Exercise description
Begin at the line containing "OCR this image." and give again every line to the end of the records, exactly, without the pictures.
:: Excerpted data
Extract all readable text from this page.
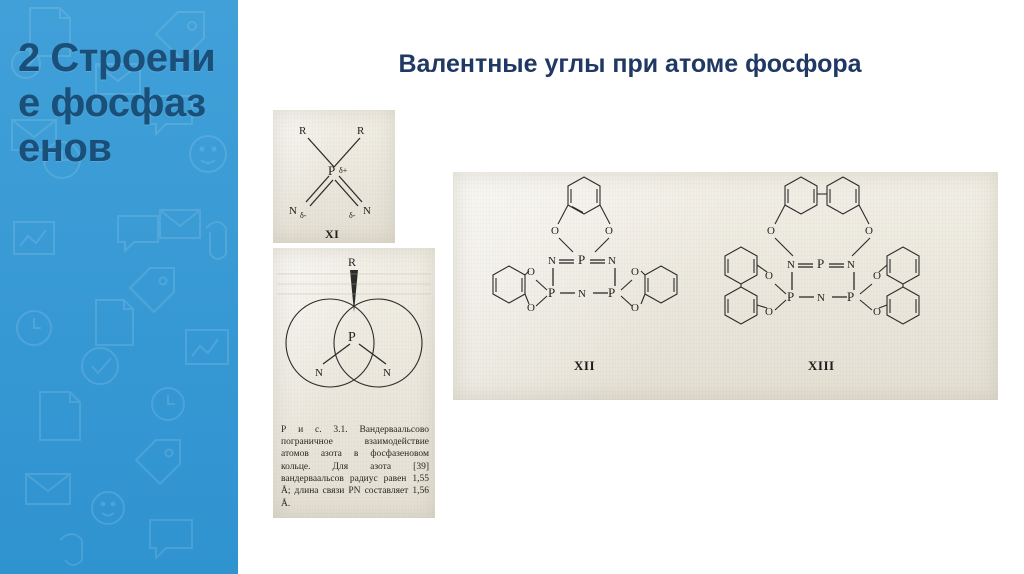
2 Строение фосфазенов
Валентные углы при атоме фосфора
R	R
P δ+
N δ-	δ- N
XI
P
R
N	N
Р и с. 3.1. Вандерваальсово пограничное взаимодействие атомов азота в фосфазеновом кольце. Для азота [39] вандерваальсов радиус равен 1,55 Å; длина связи PN составляет 1,56 Å.
O	O
P
N	N
P	P
N
O
O
O
O
XII
O	O
P
N	N
P	P
N
O
O
O
O
XIII
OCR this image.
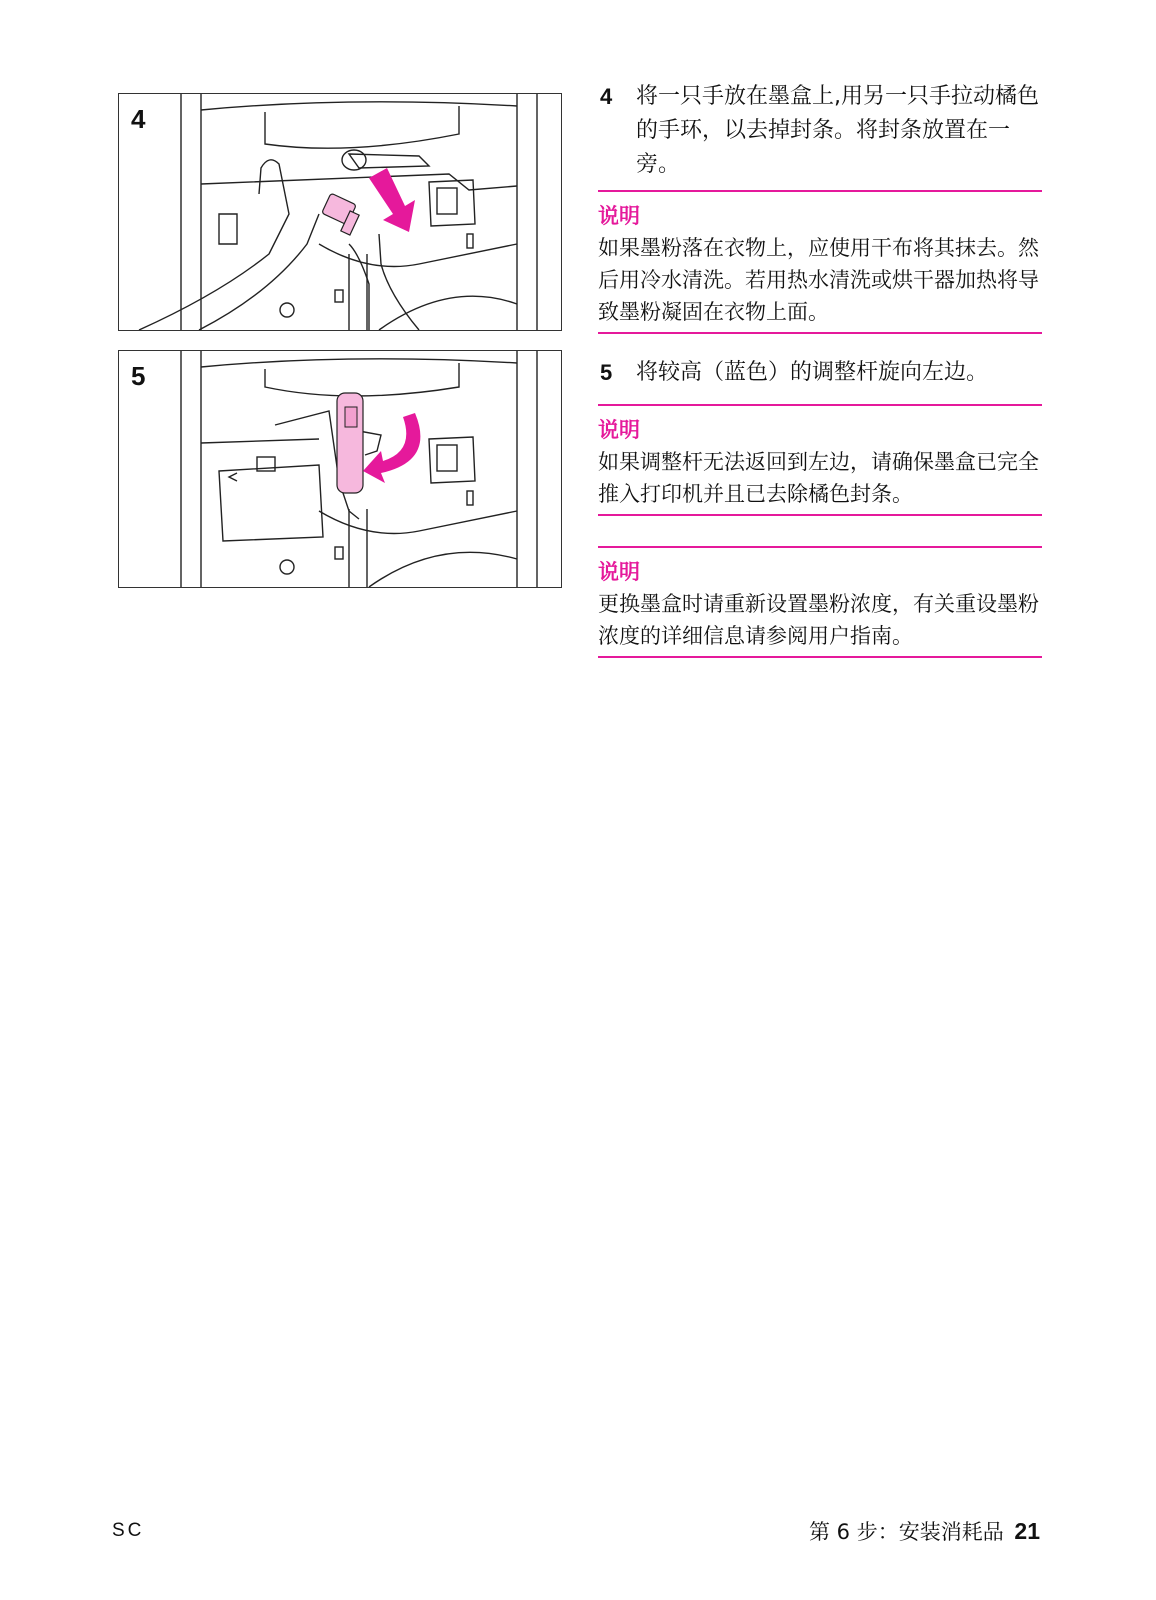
4
5
4 将一只手放在墨盒上,用另一只手拉动橘色的手环，以去掉封条。将封条放置在一旁。
说明
如果墨粉落在衣物上，应使用干布将其抹去。然后用冷水清洗。若用热水清洗或烘干器加热将导致墨粉凝固在衣物上面。
5 将较高（蓝色）的调整杆旋向左边。
说明
如果调整杆无法返回到左边，请确保墨盒已完全推入打印机并且已去除橘色封条。
说明
更换墨盒时请重新设置墨粉浓度，有关重设墨粉浓度的详细信息请参阅用户指南。
SC	第 6 步：安装消耗品 21
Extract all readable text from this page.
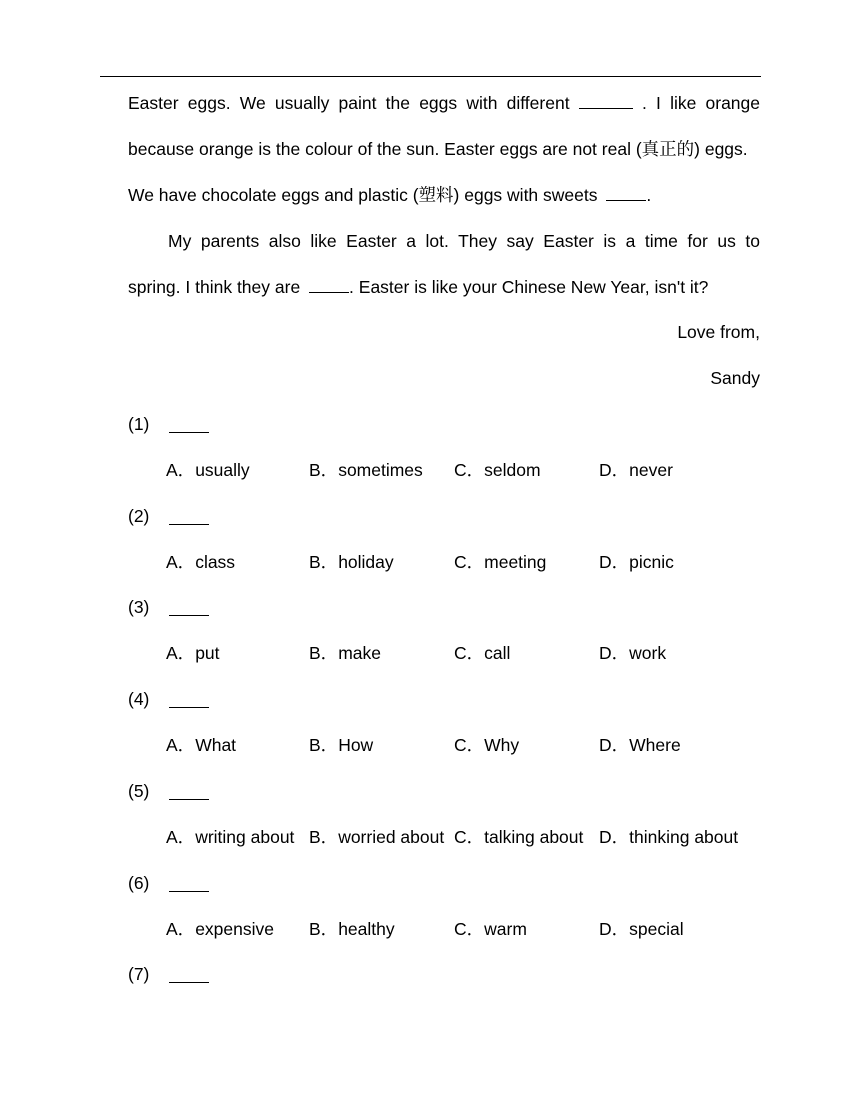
Easter eggs. We usually paint the eggs with different	. I like orange
because orange is the colour of the sun. Easter eggs are not real (真正的) eggs.
We have chocolate eggs and plastic (塑料) eggs with sweets	.
My parents also like Easter a lot. They say Easter is a time for us to
spring. I think they are	. Easter is like your Chinese New Year, isn't it?
Love from,
Sandy
(1)
A．usually	B．sometimes C．seldom	D．never
(2)
A．class	B．holiday	C．meeting	D．picnic
(3)
A．put	B．make	C．call	D．work
(4)
A．What	B．How	C．Why	D．Where
(5)
A．writing about B．worried about C．talking about D．thinking about
(6)
A．expensive B．healthy	C．warm	D．special
(7)
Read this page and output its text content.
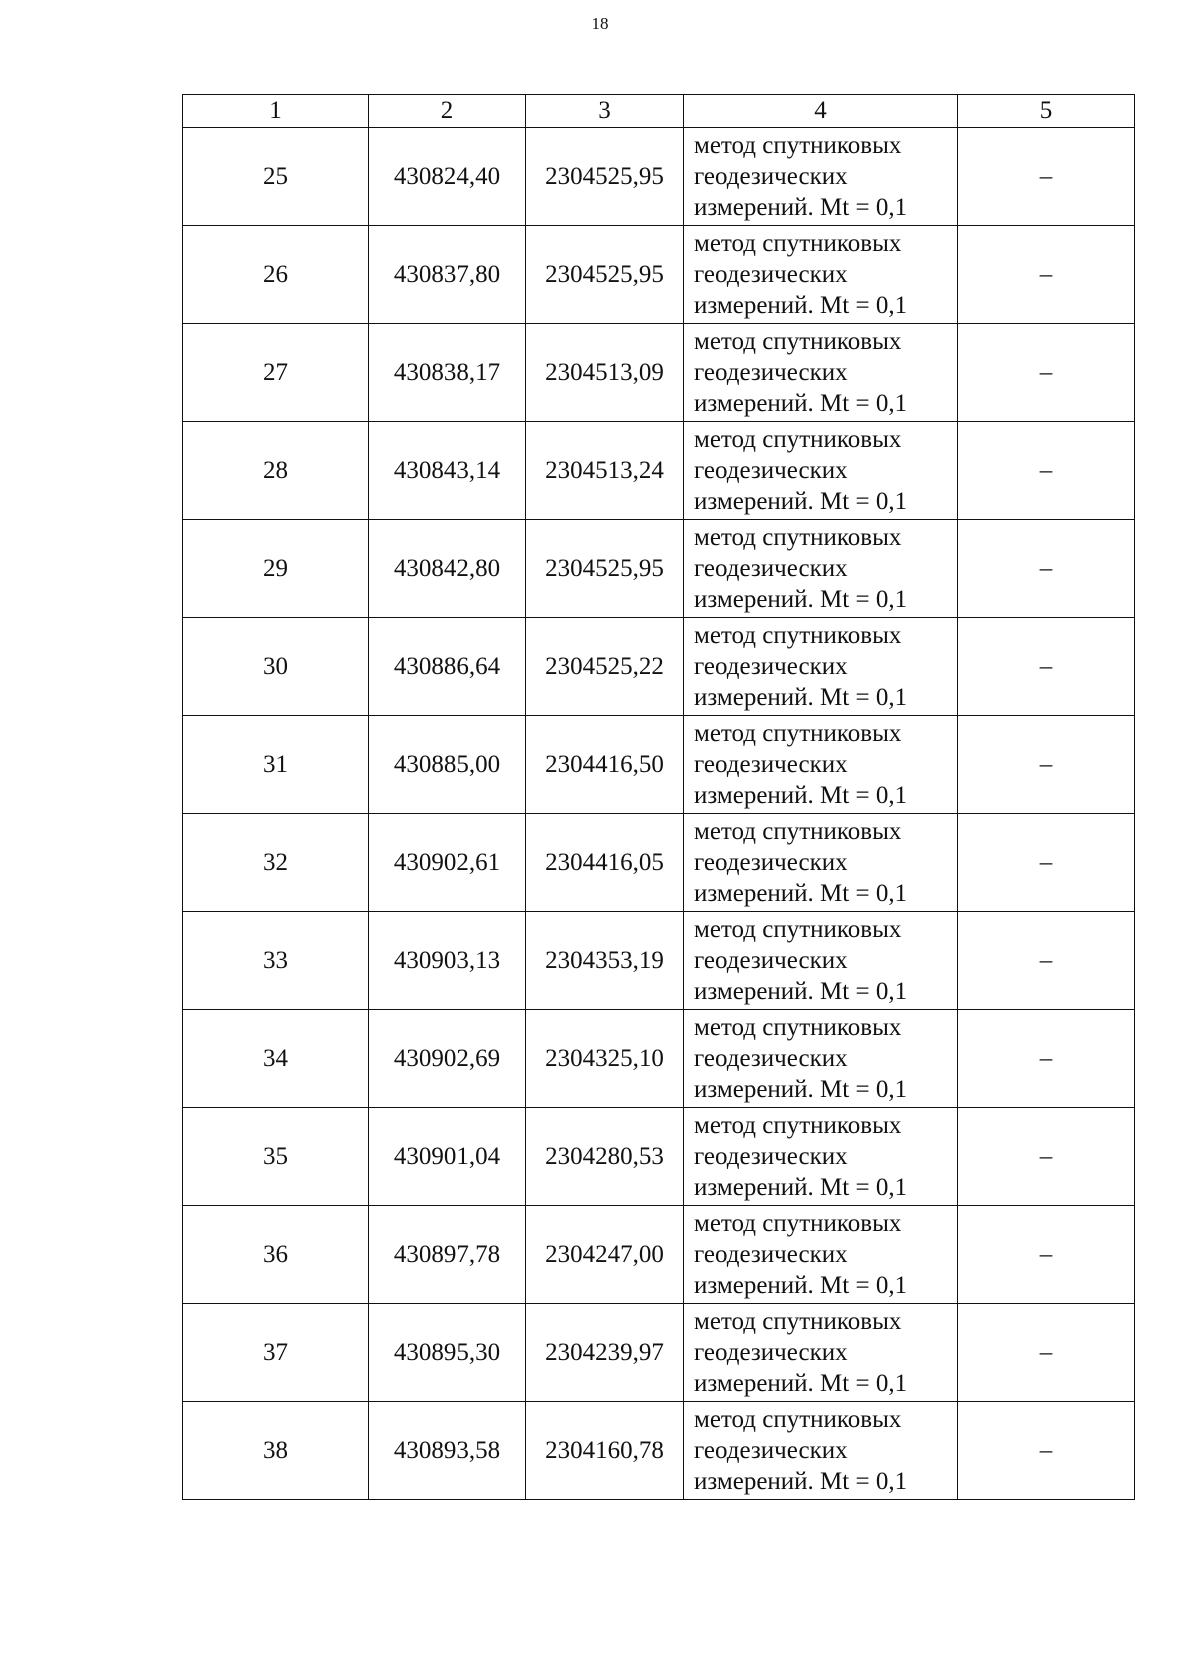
18
1	2	3	4	5
25	430824,40	2304525,95	метод спутниковых
геодезических
измерений. Mt = 0,1	–
26	430837,80	2304525,95	метод спутниковых
геодезических
измерений. Mt = 0,1	–
27	430838,17	2304513,09	метод спутниковых
геодезических
измерений. Mt = 0,1	–
28	430843,14	2304513,24	метод спутниковых
геодезических
измерений. Mt = 0,1	–
29	430842,80	2304525,95	метод спутниковых
геодезических
измерений. Mt = 0,1	–
30	430886,64	2304525,22	метод спутниковых
геодезических
измерений. Mt = 0,1	–
31	430885,00	2304416,50	метод спутниковых
геодезических
измерений. Mt = 0,1	–
32	430902,61	2304416,05	метод спутниковых
геодезических
измерений. Mt = 0,1	–
33	430903,13	2304353,19	метод спутниковых
геодезических
измерений. Mt = 0,1	–
34	430902,69	2304325,10	метод спутниковых
геодезических
измерений. Mt = 0,1	–
35	430901,04	2304280,53	метод спутниковых
геодезических
измерений. Mt = 0,1	–
36	430897,78	2304247,00	метод спутниковых
геодезических
измерений. Mt = 0,1	–
37	430895,30	2304239,97	метод спутниковых
геодезических
измерений. Mt = 0,1	–
38	430893,58	2304160,78	метод спутниковых
геодезических
измерений. Mt = 0,1	–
::::
Problem solution
OCR this image.
4
5
4 将一只手放在墨盒上,用另一只手拉动橘色的手环，以去掉封条。将封条放置在一旁。
说明
如果墨粉落在衣物上，应使用干布将其抹去。然后用冷水清洗。若用热水清洗或烘干器加热将导致墨粉凝固在衣物上面。
5 将较高（蓝色）的调整杆旋向左边。
说明
如果调整杆无法返回到左边，请确保墨盒已完全推入打印机并且已去除橘色封条。
说明
更换墨盒时请重新设置墨粉浓度，有关重设墨粉浓度的详细信息请参阅用户指南。
SC	第 6 步：安装消耗品 21
Extract all readable text from this page.
Easter eggs. We usually paint the eggs with different	. I like orange
because orange is the colour of the sun. Easter eggs are not real (真正的) eggs.
We have chocolate eggs and plastic (塑料) eggs with sweets	.
My parents also like Easter a lot. They say Easter is a time for us to
spring. I think they are	. Easter is like your Chinese New Year, isn't it?
Love from,
Sandy
(1)
A．usually	B．sometimes C．seldom	D．never
(2)
A．class	B．holiday	C．meeting	D．picnic
(3)
A．put	B．make	C．call	D．work
(4)
A．What	B．How	C．Why	D．Where
(5)
A．writing about B．worried about C．talking about D．thinking about
(6)
A．expensive B．healthy	C．warm	D．special
(7)
Read this page and output its text content.
18
1	2	3	4	5
25	430824,40	2304525,95	метод спутниковых
геодезических
измерений. Mt = 0,1	–
26	430837,80	2304525,95	метод спутниковых
геодезических
измерений. Mt = 0,1	–
27	430838,17	2304513,09	метод спутниковых
геодезических
измерений. Mt = 0,1	–
28	430843,14	2304513,24	метод спутниковых
геодезических
измерений. Mt = 0,1	–
29	430842,80	2304525,95	метод спутниковых
геодезических
измерений. Mt = 0,1	–
30	430886,64	2304525,22	метод спутниковых
геодезических
измерений. Mt = 0,1	–
31	430885,00	2304416,50	метод спутниковых
геодезических
измерений. Mt = 0,1	–
32	430902,61	2304416,05	метод спутниковых
геодезических
измерений. Mt = 0,1	–
33	430903,13	2304353,19	метод спутниковых
геодезических
измерений. Mt = 0,1	–
34	430902,69	2304325,10	метод спутниковых
геодезических
измерений. Mt = 0,1	–
35	430901,04	2304280,53	метод спутниковых
геодезических
измерений. Mt = 0,1	–
36	430897,78	2304247,00	метод спутниковых
геодезических
измерений. Mt = 0,1	–
37	430895,30	2304239,97	метод спутниковых
геодезических
измерений. Mt = 0,1	–
38	430893,58	2304160,78	метод спутниковых
геодезических
измерений. Mt = 0,1	–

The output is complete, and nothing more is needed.